Report the number of lines where the string "accent" occurs, and write nothing else.

# Dataset records
(begin)

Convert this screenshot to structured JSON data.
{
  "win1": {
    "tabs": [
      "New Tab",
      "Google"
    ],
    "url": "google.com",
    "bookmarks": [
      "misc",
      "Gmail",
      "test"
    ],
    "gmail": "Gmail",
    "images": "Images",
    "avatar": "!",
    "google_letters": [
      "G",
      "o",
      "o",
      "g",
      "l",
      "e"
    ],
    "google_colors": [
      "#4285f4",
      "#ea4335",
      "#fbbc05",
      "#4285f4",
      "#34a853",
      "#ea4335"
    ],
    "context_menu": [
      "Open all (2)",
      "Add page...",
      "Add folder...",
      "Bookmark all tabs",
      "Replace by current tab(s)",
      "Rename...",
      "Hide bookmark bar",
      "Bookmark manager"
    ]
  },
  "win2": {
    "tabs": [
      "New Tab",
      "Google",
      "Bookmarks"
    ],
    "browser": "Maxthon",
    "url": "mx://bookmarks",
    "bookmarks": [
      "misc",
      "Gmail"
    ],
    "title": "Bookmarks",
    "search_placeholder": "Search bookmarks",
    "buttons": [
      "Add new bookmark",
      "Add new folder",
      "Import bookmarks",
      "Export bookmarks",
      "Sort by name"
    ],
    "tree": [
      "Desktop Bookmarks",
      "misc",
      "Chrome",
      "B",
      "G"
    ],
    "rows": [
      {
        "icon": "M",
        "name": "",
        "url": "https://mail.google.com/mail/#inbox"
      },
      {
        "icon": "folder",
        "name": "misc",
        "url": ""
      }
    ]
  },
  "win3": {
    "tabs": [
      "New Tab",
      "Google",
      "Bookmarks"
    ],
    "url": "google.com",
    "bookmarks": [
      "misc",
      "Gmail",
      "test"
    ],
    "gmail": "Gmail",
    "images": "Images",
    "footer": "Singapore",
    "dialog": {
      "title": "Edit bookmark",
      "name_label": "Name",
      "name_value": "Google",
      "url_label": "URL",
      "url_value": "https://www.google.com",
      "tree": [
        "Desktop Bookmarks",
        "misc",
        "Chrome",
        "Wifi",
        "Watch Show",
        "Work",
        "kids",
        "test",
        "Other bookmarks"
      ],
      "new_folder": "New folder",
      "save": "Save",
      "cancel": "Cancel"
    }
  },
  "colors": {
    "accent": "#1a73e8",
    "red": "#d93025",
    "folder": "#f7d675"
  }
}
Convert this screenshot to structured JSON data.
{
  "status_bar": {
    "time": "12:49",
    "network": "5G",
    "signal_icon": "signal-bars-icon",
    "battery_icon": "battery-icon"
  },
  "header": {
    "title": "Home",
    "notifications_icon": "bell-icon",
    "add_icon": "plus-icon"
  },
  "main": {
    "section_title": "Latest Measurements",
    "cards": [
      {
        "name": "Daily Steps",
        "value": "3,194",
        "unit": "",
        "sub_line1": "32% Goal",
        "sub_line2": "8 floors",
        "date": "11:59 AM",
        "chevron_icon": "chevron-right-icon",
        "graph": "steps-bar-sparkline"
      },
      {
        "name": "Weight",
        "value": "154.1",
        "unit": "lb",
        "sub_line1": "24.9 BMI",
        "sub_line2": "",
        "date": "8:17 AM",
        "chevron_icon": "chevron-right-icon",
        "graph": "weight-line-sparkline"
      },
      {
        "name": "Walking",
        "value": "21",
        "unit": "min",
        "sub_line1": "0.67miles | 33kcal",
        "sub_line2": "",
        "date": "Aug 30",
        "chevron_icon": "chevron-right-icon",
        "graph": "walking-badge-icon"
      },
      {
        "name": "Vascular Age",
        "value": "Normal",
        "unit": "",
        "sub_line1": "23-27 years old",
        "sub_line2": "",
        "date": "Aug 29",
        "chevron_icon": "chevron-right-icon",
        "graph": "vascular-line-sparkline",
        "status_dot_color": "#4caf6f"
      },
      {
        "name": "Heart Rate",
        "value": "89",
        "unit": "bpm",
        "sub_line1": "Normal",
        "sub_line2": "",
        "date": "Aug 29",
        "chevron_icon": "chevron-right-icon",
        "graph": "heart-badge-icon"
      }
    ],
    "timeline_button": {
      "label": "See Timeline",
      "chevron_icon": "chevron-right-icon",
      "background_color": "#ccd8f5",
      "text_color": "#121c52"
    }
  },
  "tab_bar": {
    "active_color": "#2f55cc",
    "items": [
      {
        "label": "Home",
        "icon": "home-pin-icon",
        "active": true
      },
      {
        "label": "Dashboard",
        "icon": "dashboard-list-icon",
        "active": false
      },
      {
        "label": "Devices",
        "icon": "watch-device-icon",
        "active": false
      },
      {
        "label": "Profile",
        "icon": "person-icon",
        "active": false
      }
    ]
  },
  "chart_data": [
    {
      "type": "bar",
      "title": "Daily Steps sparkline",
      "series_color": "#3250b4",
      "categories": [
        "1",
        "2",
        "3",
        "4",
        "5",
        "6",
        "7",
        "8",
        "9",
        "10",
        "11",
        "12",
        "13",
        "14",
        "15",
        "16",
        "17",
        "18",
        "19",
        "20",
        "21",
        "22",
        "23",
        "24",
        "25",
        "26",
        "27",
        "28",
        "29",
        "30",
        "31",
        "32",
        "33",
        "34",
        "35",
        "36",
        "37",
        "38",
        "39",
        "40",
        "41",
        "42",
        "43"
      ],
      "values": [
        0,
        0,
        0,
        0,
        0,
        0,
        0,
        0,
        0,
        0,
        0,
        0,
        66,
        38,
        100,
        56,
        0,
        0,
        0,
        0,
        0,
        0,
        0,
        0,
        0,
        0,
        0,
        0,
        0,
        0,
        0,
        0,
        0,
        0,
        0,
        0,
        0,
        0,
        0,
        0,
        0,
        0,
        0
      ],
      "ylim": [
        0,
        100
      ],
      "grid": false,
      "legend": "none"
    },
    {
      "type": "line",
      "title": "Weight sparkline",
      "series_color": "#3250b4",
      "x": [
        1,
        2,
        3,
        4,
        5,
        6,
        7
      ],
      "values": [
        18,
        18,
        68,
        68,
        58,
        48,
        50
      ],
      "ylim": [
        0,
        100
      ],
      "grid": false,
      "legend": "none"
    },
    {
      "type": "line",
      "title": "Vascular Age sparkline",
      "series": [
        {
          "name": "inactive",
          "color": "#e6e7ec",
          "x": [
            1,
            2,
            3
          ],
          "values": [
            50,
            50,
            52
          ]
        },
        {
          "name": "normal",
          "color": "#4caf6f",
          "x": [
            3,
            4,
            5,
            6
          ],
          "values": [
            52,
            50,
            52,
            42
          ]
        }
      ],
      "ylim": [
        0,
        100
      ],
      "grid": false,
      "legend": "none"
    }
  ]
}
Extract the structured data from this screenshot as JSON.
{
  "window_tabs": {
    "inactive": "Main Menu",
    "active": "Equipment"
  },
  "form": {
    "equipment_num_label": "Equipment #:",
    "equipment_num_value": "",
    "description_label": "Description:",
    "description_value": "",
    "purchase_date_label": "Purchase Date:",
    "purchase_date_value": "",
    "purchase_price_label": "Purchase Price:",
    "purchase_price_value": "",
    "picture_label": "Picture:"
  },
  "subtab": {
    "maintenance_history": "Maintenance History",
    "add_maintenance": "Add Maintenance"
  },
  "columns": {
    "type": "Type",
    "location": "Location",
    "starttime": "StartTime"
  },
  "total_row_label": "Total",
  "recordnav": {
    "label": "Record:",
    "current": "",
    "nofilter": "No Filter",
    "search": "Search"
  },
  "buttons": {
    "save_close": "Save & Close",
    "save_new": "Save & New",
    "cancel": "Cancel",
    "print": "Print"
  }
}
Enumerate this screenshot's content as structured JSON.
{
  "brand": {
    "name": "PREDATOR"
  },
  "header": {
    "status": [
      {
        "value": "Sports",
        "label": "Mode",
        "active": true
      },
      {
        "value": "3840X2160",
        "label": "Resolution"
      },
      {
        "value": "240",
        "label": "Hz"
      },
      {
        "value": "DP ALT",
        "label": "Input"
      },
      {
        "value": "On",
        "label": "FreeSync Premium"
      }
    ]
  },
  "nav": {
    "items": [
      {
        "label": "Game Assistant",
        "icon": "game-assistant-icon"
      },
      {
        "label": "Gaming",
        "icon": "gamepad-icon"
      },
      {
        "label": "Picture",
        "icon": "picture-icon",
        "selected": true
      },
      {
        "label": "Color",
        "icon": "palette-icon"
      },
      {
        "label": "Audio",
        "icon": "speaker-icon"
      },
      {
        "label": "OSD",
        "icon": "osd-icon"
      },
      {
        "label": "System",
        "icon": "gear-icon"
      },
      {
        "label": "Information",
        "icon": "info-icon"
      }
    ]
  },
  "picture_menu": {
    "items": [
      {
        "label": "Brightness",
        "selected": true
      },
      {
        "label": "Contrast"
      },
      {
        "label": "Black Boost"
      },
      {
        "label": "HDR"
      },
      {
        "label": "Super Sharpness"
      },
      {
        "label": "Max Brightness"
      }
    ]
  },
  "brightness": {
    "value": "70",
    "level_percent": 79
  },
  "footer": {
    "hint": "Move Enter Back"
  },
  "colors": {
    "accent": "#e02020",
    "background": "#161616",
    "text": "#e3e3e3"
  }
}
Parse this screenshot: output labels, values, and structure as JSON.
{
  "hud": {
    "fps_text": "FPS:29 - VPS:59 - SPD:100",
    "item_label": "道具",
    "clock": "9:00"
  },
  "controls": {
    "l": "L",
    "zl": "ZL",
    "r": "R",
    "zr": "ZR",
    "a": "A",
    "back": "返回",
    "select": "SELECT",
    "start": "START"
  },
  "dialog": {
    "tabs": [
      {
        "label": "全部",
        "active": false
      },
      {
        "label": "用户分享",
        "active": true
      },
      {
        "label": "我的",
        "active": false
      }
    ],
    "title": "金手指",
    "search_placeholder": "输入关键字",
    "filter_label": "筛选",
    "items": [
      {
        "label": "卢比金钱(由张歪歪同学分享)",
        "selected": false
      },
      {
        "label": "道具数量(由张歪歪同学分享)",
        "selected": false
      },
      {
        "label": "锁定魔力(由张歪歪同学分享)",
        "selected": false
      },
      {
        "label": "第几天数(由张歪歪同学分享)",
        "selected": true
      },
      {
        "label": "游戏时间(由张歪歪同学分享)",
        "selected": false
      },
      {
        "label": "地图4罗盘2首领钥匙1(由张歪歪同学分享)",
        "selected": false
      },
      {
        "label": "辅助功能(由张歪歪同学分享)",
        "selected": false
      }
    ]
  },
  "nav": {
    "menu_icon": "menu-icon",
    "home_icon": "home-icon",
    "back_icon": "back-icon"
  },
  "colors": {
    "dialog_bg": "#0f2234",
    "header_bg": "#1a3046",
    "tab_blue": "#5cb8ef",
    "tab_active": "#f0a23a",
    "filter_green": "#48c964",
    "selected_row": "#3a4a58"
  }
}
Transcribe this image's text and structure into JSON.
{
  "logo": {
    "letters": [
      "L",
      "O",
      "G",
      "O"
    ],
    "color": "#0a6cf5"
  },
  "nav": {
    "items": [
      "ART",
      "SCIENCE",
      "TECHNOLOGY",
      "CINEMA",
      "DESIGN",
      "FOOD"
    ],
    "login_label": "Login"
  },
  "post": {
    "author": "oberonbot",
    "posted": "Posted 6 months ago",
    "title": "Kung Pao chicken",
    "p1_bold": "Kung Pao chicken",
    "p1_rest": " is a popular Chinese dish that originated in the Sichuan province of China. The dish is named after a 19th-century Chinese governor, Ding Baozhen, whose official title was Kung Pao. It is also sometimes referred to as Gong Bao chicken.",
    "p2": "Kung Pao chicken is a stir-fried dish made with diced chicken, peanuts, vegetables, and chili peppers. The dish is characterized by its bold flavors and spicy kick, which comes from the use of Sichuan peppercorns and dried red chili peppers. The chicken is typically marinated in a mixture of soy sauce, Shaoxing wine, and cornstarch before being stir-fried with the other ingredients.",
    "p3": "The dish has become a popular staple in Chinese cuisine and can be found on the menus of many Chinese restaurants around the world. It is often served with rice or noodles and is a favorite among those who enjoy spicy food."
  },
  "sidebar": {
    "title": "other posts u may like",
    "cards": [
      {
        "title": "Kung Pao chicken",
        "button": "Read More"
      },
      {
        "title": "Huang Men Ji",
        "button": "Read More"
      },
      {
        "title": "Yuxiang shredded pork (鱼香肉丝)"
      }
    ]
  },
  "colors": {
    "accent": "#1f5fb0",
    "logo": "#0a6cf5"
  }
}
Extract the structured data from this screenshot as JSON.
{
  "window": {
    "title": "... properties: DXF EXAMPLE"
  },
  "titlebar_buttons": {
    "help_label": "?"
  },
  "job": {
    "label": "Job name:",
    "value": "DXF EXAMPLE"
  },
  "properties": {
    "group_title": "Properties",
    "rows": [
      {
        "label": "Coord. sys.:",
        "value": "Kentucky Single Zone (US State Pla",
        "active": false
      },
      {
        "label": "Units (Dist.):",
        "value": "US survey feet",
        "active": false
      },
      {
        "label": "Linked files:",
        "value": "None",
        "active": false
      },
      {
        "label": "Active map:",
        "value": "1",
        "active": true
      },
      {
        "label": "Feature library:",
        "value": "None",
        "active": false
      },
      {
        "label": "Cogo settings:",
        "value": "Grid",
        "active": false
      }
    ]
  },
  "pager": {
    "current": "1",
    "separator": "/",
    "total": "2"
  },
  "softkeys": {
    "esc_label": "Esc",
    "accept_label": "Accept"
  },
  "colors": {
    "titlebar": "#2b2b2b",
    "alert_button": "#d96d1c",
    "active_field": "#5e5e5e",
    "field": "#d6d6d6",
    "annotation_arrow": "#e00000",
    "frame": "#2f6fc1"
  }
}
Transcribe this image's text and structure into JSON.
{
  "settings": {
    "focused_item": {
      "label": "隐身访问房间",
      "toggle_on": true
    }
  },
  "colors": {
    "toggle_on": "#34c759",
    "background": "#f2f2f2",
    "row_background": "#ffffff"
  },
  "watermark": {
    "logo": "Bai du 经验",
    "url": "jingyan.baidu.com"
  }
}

(end)

# Full response
3